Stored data

--------------------------------------------------

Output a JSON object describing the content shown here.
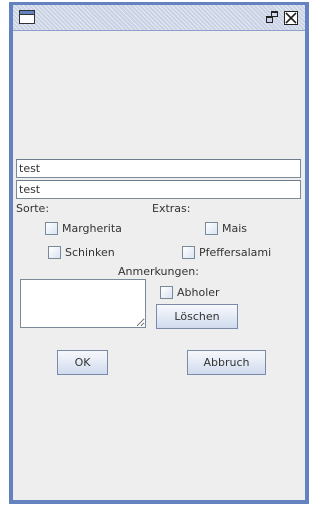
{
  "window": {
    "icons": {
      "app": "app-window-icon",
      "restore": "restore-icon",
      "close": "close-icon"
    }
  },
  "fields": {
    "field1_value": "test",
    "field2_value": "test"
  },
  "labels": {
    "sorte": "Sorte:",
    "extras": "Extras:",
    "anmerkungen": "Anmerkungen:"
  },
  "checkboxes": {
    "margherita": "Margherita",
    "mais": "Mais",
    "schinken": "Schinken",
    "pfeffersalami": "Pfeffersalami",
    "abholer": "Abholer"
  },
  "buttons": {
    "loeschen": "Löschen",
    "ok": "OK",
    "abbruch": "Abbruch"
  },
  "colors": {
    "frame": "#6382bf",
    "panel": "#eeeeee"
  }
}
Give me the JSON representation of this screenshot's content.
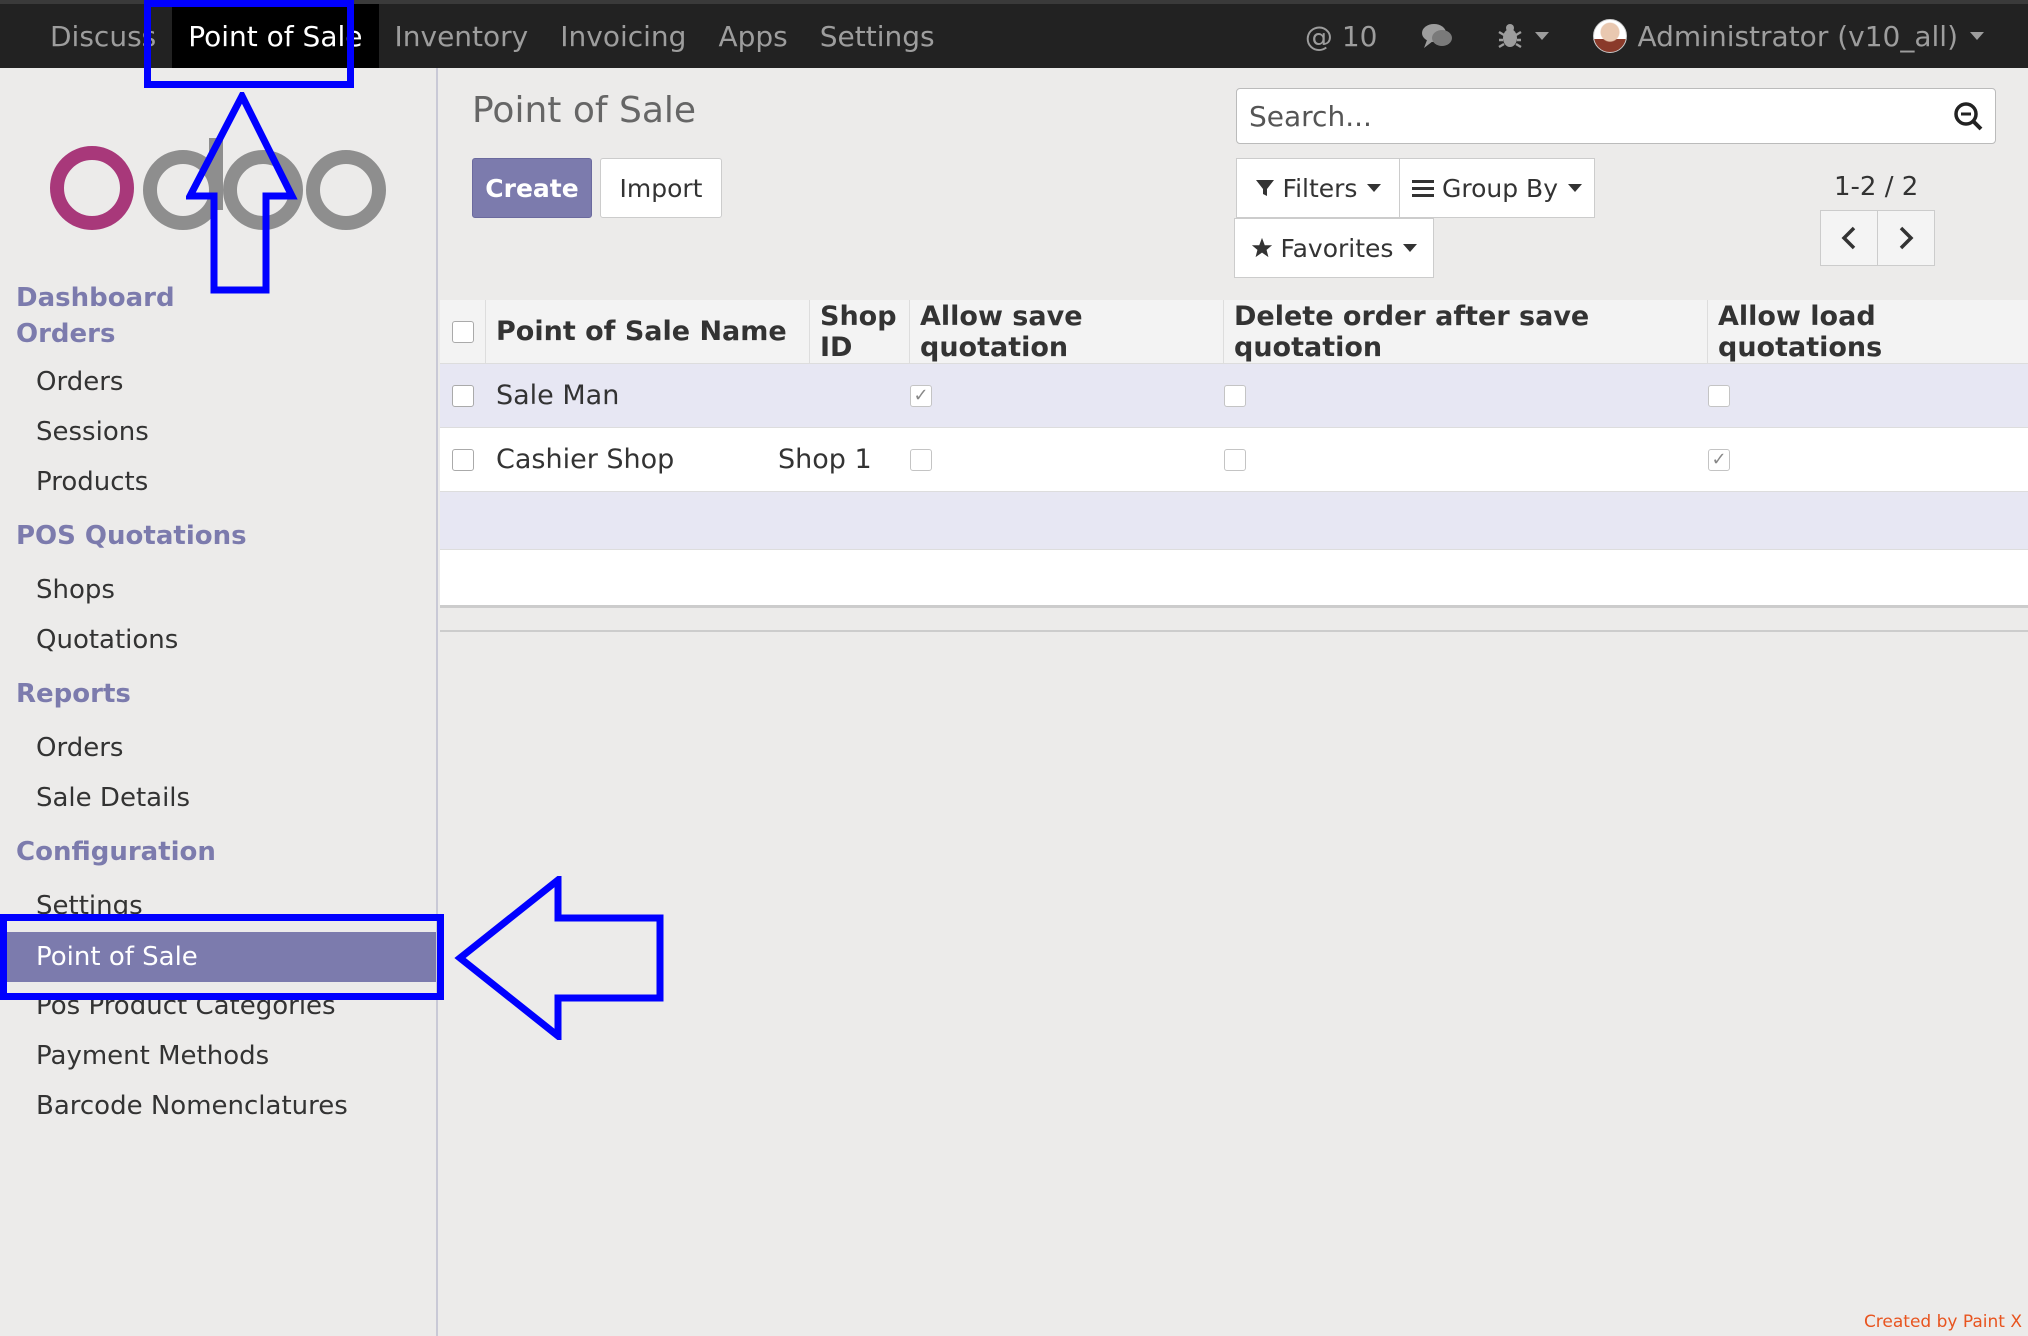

--------------------------------------------------

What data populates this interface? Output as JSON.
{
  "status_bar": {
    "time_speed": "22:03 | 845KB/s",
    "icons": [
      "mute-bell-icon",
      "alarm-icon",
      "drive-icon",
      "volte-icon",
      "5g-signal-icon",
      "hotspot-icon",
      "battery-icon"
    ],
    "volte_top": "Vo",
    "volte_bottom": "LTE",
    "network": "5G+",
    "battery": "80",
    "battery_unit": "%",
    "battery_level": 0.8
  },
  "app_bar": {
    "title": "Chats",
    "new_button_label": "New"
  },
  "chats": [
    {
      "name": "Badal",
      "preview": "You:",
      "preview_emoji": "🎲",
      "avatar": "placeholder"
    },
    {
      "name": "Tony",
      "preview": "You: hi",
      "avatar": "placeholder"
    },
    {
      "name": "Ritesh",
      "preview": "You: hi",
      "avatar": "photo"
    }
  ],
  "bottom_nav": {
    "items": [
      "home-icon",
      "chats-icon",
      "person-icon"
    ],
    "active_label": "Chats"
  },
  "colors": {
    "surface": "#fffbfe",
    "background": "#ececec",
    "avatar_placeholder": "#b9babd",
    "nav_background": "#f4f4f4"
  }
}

--------------------------------------------------

> [TASK REQUIREMENTS]
Word for word, repeat the lines above from the one with "Output a JSON" through the one with "Give me the", and nothing beyond them. Omit the pictures.

> [SOLUTION BELOW]
Output a JSON object describing the content shown here.
{
  "window": {
    "icons": {
      "app": "app-window-icon",
      "restore": "restore-icon",
      "close": "close-icon"
    }
  },
  "fields": {
    "field1_value": "test",
    "field2_value": "test"
  },
  "labels": {
    "sorte": "Sorte:",
    "extras": "Extras:",
    "anmerkungen": "Anmerkungen:"
  },
  "checkboxes": {
    "margherita": "Margherita",
    "mais": "Mais",
    "schinken": "Schinken",
    "pfeffersalami": "Pfeffersalami",
    "abholer": "Abholer"
  },
  "buttons": {
    "loeschen": "Löschen",
    "ok": "OK",
    "abbruch": "Abbruch"
  },
  "colors": {
    "frame": "#6382bf",
    "panel": "#eeeeee"
  }
}
Give me the JSON representation of this screenshot's content.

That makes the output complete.